Easterly Studio Trail Weekend

For one weekend only the Easterly Artists Trail is a collaboration between five artists in the Lowestoft and Waveney area who are coordinating their Suffolk Open Studio days on the weekend of Saturday 16th and Sunday 17th June to provide visitors with the opportunity to visit every studio on the same day.

If you can’t make it on the weekend of the 16th and 17th of June the other weekends in June when the artists studios will be studios will be open are as follows:

  • Hilary Barry June 2nd/3rd and June 9th /10th
  • Hugh Davies & Lisa Hurcum June 23rd/24th
  • Nina Roffey June 9th/10th
  • Fiona Shreve June 2nd/3rd and June 9th /10th

Download Easterly Artists Leaflet

Please Note : Access to the studios may involve stepped access. Please call the artist beforehand  to check access arrangements

Hilary Barry

I left the Welsh mountains at 17 to go to art school, but the landscape and its history continue to influence my painting. My work is often a combination of the real, the remembered and the imagined: I aim to evoke the memory of landscape and experience.

Copperfields, Beach Road, Kessingland, NR33 7RW.

Tel: 07800 643117

hilarybarryartist.com

Hugh Davies

Drypoint study of net covered upturned fishing boat, Pakefield, Lowestoft 2017

I am interested in drawing and mark making on paper as a means of exploring imagination, form and space. I use a range of printmaking techniques including linocut drypoint and cyanotype as a means of moving beyond recording and observation into abstraction.

29 Lyndhurst Road, Lowestoft NR32 4PD

Tel: 01502 580912

paper-works.co.uk

Lisa Hurcum

Working with linocut printing gives me the ability to retain a spontaneity and immediacy to the images I create. My inspiration comes from the domestic and the everyday, both observed directly from life and from the imagined details of the short stories that I write.

* Challenge 1: Reproduce the records verbatim, beginning at their first line and ending with the line that contains "property-grid: ✓ General", including both of those lines.

* Available records:
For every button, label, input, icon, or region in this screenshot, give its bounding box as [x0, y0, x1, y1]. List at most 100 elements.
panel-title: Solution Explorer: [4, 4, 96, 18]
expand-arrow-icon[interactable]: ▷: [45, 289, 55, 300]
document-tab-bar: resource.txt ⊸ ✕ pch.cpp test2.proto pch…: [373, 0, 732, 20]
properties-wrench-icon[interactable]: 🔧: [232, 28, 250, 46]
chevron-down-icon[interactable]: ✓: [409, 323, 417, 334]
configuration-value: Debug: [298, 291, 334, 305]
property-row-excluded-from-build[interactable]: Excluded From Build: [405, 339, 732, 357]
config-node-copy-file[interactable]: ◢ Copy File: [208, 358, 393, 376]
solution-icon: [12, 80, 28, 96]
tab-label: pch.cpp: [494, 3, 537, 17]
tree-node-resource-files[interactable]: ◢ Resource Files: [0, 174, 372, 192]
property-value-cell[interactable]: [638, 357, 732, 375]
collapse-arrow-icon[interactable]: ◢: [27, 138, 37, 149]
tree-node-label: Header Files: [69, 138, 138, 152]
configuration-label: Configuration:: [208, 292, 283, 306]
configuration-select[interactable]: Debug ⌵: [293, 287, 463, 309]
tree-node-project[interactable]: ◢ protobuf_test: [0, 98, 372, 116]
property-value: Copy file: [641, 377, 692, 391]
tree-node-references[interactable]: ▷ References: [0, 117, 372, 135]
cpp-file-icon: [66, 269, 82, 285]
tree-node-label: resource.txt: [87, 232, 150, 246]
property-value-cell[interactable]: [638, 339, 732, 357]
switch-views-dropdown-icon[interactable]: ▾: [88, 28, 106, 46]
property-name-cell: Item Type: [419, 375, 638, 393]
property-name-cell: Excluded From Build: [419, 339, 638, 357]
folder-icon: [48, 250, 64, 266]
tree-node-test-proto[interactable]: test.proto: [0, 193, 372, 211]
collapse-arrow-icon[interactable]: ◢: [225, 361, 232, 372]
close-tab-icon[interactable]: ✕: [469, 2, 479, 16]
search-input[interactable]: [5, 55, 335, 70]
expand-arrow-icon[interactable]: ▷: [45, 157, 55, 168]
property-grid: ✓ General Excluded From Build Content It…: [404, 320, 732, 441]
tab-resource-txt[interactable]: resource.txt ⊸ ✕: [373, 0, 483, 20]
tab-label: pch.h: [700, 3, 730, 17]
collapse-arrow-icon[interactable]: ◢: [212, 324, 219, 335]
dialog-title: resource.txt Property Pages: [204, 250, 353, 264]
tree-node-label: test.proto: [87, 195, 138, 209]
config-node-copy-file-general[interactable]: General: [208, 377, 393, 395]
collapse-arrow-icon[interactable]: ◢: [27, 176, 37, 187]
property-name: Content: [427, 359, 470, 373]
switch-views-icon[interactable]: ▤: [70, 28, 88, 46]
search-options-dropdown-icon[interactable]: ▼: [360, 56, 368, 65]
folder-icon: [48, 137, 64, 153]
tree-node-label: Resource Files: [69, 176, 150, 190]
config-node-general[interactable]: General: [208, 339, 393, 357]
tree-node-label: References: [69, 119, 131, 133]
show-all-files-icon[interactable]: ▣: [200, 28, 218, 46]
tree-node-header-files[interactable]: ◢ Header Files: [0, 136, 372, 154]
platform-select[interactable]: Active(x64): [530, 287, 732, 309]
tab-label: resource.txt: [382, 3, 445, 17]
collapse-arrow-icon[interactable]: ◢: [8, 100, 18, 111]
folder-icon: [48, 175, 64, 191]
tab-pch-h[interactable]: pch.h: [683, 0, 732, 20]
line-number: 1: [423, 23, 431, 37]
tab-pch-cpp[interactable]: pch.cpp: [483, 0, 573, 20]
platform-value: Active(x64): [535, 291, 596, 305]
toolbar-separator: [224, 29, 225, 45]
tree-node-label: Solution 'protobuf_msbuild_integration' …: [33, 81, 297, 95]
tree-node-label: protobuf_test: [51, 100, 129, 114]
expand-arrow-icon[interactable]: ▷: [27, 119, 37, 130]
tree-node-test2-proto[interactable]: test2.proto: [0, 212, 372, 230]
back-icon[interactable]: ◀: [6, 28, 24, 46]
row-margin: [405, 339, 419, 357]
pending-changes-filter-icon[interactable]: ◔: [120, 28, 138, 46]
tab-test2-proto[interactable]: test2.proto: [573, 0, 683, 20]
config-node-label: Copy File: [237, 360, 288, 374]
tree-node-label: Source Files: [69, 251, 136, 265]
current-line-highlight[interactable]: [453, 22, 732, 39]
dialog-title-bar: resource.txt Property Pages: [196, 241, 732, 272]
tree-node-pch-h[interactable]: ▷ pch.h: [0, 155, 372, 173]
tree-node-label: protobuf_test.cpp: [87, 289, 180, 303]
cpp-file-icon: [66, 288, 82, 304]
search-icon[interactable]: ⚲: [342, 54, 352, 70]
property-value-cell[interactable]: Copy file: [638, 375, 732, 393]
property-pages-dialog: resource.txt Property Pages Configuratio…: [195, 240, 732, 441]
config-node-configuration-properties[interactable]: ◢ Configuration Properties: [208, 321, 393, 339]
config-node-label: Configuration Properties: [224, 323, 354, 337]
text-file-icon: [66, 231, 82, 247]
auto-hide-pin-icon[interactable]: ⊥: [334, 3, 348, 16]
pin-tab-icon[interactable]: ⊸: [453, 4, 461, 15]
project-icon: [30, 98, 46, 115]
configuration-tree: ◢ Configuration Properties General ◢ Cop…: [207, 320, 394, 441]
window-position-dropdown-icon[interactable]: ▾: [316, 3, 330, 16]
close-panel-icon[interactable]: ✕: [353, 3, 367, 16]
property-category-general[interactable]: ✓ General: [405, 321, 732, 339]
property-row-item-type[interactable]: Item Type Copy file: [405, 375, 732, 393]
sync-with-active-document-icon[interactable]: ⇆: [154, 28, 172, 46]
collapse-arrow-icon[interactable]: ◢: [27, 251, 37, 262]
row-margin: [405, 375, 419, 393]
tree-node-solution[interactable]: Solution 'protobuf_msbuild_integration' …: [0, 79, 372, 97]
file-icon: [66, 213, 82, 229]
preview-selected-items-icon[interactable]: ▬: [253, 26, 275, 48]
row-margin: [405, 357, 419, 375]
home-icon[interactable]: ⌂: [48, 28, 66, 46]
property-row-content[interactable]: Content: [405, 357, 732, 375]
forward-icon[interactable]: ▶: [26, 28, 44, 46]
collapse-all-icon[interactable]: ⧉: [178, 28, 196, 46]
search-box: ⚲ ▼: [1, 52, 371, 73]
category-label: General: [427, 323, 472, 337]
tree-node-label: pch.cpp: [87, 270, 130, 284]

* Challenge 2: In the studio trail weekend text, which printmaking techniques does Hugh Davies say he uses?

* Worked answer 1:
For every button, label, input, icon, or region in this screenshot, give its bounding box as [x0, y0, x1, y1]. List at most 100 elements.
panel-title: Solution Explorer: [4, 4, 96, 18]
expand-arrow-icon[interactable]: ▷: [45, 289, 55, 300]
document-tab-bar: resource.txt ⊸ ✕ pch.cpp test2.proto pch…: [373, 0, 732, 20]
properties-wrench-icon[interactable]: 🔧: [232, 28, 250, 46]
chevron-down-icon[interactable]: ✓: [409, 323, 417, 334]
configuration-value: Debug: [298, 291, 334, 305]
property-row-excluded-from-build[interactable]: Excluded From Build: [405, 339, 732, 357]
config-node-copy-file[interactable]: ◢ Copy File: [208, 358, 393, 376]
solution-icon: [12, 80, 28, 96]
tab-label: pch.cpp: [494, 3, 537, 17]
tree-node-resource-files[interactable]: ◢ Resource Files: [0, 174, 372, 192]
property-value-cell[interactable]: [638, 357, 732, 375]
collapse-arrow-icon[interactable]: ◢: [27, 138, 37, 149]
tree-node-label: Header Files: [69, 138, 138, 152]
configuration-label: Configuration:: [208, 292, 283, 306]
configuration-select[interactable]: Debug ⌵: [293, 287, 463, 309]
tree-node-project[interactable]: ◢ protobuf_test: [0, 98, 372, 116]
property-value: Copy file: [641, 377, 692, 391]
tree-node-references[interactable]: ▷ References: [0, 117, 372, 135]
cpp-file-icon: [66, 269, 82, 285]
tree-node-label: resource.txt: [87, 232, 150, 246]
property-value-cell[interactable]: [638, 339, 732, 357]
switch-views-dropdown-icon[interactable]: ▾: [88, 28, 106, 46]
property-name-cell: Item Type: [419, 375, 638, 393]
property-name-cell: Excluded From Build: [419, 339, 638, 357]
folder-icon: [48, 250, 64, 266]
tree-node-test-proto[interactable]: test.proto: [0, 193, 372, 211]
collapse-arrow-icon[interactable]: ◢: [225, 361, 232, 372]
close-tab-icon[interactable]: ✕: [469, 2, 479, 16]
search-input[interactable]: [5, 55, 335, 70]
expand-arrow-icon[interactable]: ▷: [45, 157, 55, 168]
property-grid: ✓ General Excluded From Build Content It…: [404, 320, 732, 441]

* Worked answer 2: Linocut, drypoint and cyanotype.